[DOCUMENT EXCERPT]
"""

Reinforcement Learning and Dopamine

The rl_{net.go, layers.go, paths.go} files in axon provide core infrastructure for dopamine neuromodulation and reinforcement learning, including the Rescorla-Wagner learning algorithm (RW) and Temporal Differences (TD) learning.

In the new GPU-based code, the Context type, NeuroModValues field is used to communicate global neuromodulatory signals around the network: broadcasting new modulatory signals and communicating computed values between specialized layer types.

You can just directly set the Context.NeuroMod values to arbitrarily clamp them, and use a standard InputLayer to display the clamped value.

Here's the info from layertypes.go -- see examples/rl for example usage, and use the Network AddRWLayers or AddTDLayers methods to get all the relevant layers configured properly.

"""

(Recorded data)

"""

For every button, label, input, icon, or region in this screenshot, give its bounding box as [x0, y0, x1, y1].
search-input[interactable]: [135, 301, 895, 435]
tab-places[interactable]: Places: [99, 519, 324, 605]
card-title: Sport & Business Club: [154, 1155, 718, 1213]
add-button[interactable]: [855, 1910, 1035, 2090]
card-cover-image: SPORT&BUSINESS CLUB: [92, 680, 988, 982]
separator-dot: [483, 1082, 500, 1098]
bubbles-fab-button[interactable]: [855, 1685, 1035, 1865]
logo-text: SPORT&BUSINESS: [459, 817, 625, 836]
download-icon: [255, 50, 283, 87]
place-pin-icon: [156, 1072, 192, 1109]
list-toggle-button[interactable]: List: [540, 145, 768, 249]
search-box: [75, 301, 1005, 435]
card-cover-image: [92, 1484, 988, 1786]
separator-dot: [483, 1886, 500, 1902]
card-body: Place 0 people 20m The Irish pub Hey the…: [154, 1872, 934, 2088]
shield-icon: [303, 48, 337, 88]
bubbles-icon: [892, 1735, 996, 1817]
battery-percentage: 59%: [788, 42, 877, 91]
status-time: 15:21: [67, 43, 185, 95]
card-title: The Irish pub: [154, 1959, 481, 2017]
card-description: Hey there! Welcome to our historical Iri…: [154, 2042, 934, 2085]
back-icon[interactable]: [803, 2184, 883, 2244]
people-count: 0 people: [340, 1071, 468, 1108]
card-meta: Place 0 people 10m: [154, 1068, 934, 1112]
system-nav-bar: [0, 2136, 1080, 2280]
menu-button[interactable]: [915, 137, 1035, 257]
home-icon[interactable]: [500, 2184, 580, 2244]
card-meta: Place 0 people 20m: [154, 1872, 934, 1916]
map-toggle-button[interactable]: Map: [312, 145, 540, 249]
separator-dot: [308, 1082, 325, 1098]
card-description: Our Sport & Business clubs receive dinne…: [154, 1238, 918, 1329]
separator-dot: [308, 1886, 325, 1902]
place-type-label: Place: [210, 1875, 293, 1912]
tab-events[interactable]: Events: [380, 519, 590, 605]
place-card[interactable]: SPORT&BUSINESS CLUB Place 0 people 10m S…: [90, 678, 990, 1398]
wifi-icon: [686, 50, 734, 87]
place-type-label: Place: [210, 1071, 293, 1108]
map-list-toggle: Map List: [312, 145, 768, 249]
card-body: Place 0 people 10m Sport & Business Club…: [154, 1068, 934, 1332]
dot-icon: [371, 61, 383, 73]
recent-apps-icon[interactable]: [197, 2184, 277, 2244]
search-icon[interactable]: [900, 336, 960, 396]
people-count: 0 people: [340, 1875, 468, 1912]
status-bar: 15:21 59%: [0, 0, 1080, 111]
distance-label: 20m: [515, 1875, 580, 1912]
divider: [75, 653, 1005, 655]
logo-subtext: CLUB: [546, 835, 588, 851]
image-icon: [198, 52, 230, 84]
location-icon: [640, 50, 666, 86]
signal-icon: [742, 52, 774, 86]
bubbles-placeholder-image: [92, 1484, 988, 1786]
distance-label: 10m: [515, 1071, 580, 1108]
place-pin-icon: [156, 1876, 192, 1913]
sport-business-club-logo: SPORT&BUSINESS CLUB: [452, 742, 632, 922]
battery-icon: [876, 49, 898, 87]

"""

[THE TASK]
Set down the stretch of the reinforcement learning and dopamine text from "Reinforcement Learning and" through "specialized layer types.", copied word for word.

[RESPONSE]
Reinforcement Learning and Dopamine

The rl_{net.go, layers.go, paths.go} files in axon provide core infrastructure for dopamine neuromodulation and reinforcement learning, including the Rescorla-Wagner learning algorithm (RW) and Temporal Differences (TD) learning.

In the new GPU-based code, the Context type, NeuroModValues field is used to communicate global neuromodulatory signals around the network: broadcasting new modulatory signals and communicating computed values between specialized layer types.